• _EXERCISE DETAILS_: Whenever a line below holds the word "screenshot", copy that line.

• _ENTRIES PROVIDED_:
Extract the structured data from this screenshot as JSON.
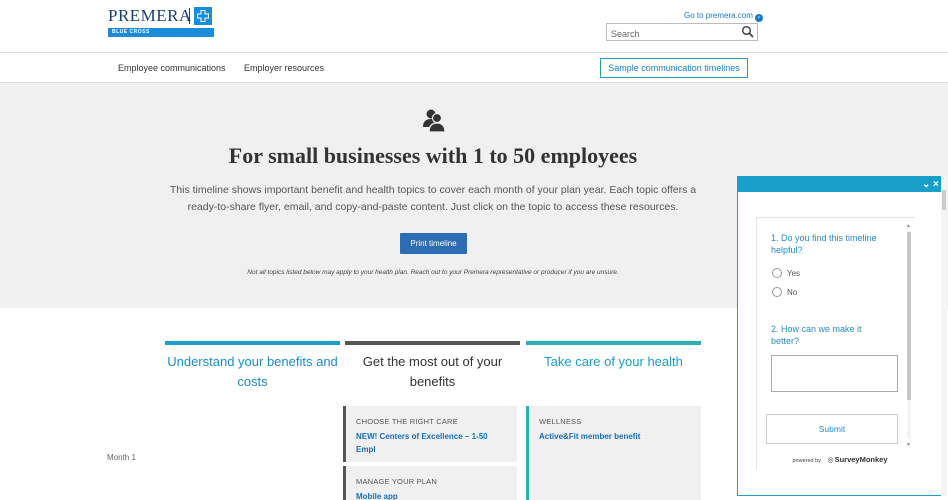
{
  "header": {
    "logo_text": "PREMERA",
    "logo_sub": "BLUE CROSS",
    "goto_link": "Go to premera.com",
    "search_placeholder": "Search"
  },
  "nav": {
    "items": [
      {
        "label": "Employee communications"
      },
      {
        "label": "Employer resources"
      }
    ],
    "button": "Sample communication timelines"
  },
  "hero": {
    "title": "For small businesses with 1 to 50 employees",
    "description": "This timeline shows important benefit and health topics to cover each month of your plan year. Each topic offers a ready-to-share flyer, email, and copy-and-paste content. Just click on the topic to access these resources.",
    "print_button": "Print timeline",
    "note": "Not all topics listed below may apply to your health plan. Reach out to your Premera representative or producer if you are unsure."
  },
  "columns": [
    {
      "title": "Understand your benefits and costs",
      "color": "#1aa0c8",
      "text_color": "#1a8cc4"
    },
    {
      "title": "Get the most out of your benefits",
      "color": "#555555",
      "text_color": "#333333"
    },
    {
      "title": "Take care of your health",
      "color": "#2ab0b5",
      "text_color": "#1a9cc4"
    }
  ],
  "month_label": "Month 1",
  "cards": [
    {
      "category": "CHOOSE THE RIGHT CARE",
      "link": "NEW! Centers of Excellence – 1-50 Empl",
      "accent": "#555555"
    },
    {
      "category": "MANAGE YOUR PLAN",
      "link": "Mobile app",
      "accent": "#555555"
    },
    {
      "category": "WELLNESS",
      "link": "Active&Fit member benefit",
      "accent": "#2ab0b5"
    }
  ],
  "survey": {
    "q1": "1. Do you find this timeline helpful?",
    "opt_yes": "Yes",
    "opt_no": "No",
    "q2": "2. How can we make it better?",
    "submit": "Submit",
    "powered_by": "powered by",
    "brand": "SurveyMonkey",
    "accent": "#1aa0c8"
  }
}
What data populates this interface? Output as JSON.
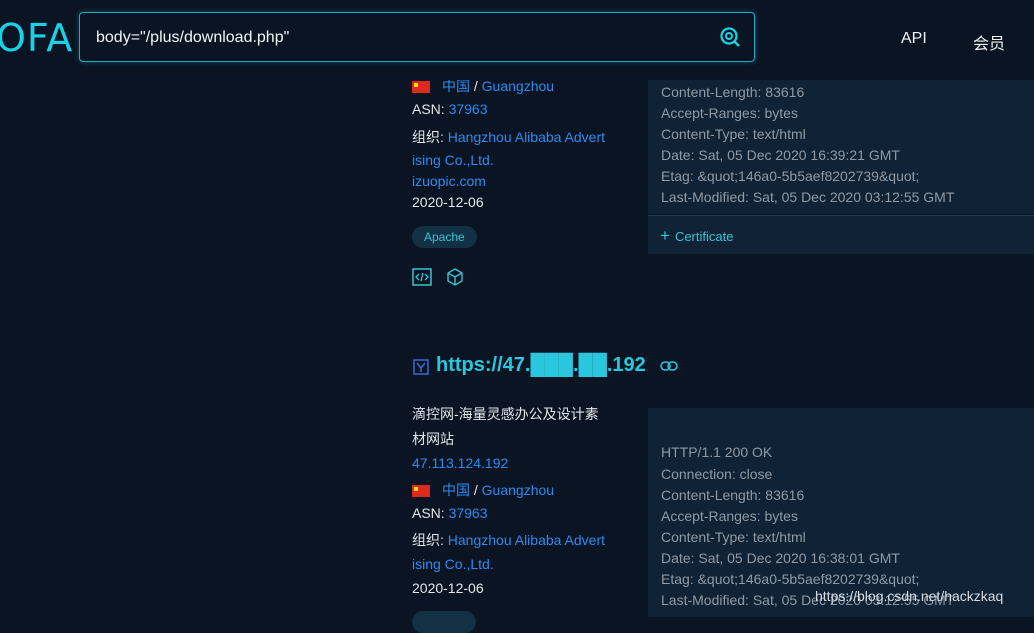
{
  "header": {
    "logo": "OFA",
    "search_value": "body=\"/plus/download.php\"",
    "nav": [
      "API",
      "会员"
    ]
  },
  "result1": {
    "location_country": "中国",
    "location_sep": " / ",
    "location_city": "Guangzhou",
    "asn_label": "ASN: ",
    "asn": "37963",
    "org_label": "组织: ",
    "org_line1": "Hangzhou Alibaba Advert",
    "org_line2": "ising Co.,Ltd.",
    "domain": "izuopic.com",
    "date": "2020-12-06",
    "tag": "Apache",
    "headers": [
      "Content-Length: 83616",
      "Accept-Ranges: bytes",
      "Content-Type: text/html",
      "Date: Sat, 05 Dec 2020 16:39:21 GMT",
      "Etag: &quot;146a0-5b5aef8202739&quot;",
      "Last-Modified: Sat, 05 Dec 2020 03:12:55 GMT"
    ],
    "certificate": "Certificate"
  },
  "result2": {
    "url": "https://47.███.██.192",
    "title_line1": "滴控网-海量灵感办公及设计素",
    "title_line2": "材网站",
    "ip": "47.113.124.192",
    "location_country": "中国",
    "location_sep": " / ",
    "location_city": "Guangzhou",
    "asn_label": "ASN: ",
    "asn": "37963",
    "org_label": "组织: ",
    "org_line1": "Hangzhou Alibaba Advert",
    "org_line2": "ising Co.,Ltd.",
    "date": "2020-12-06",
    "headers": [
      "HTTP/1.1 200 OK",
      "Connection: close",
      "Content-Length: 83616",
      "Accept-Ranges: bytes",
      "Content-Type: text/html",
      "Date: Sat, 05 Dec 2020 16:38:01 GMT",
      "Etag: &quot;146a0-5b5aef8202739&quot;",
      "Last-Modified: Sat, 05 Dec 2020 03:12:55 GMT"
    ]
  },
  "watermark": "https://blog.csdn.net/hackzkaq"
}
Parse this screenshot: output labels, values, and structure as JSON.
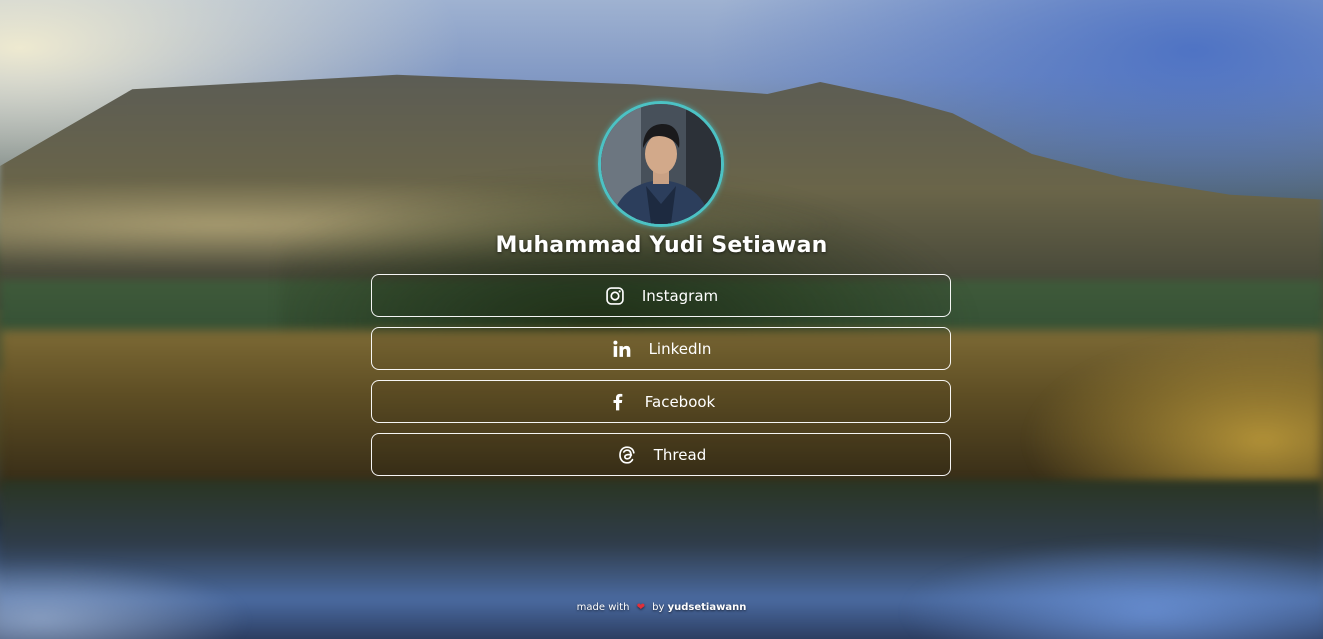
{
  "profile": {
    "name": "Muhammad Yudi Setiawan"
  },
  "links": [
    {
      "label": "Instagram",
      "icon": "instagram-icon"
    },
    {
      "label": "LinkedIn",
      "icon": "linkedin-icon"
    },
    {
      "label": "Facebook",
      "icon": "facebook-icon"
    },
    {
      "label": "Thread",
      "icon": "threads-icon"
    }
  ],
  "footer": {
    "made_with": "made with",
    "heart": "❤",
    "by": "by",
    "author": "yudsetiawann"
  },
  "colors": {
    "avatar_ring": "#4cc2c4",
    "text": "#ffffff",
    "heart": "#e0303a"
  }
}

• _SOLUTION FOR THIS PROBLEM_:
Extract the structured data from this screenshot as JSON.
Parse this screenshot: output labels, values, and structure as JSON.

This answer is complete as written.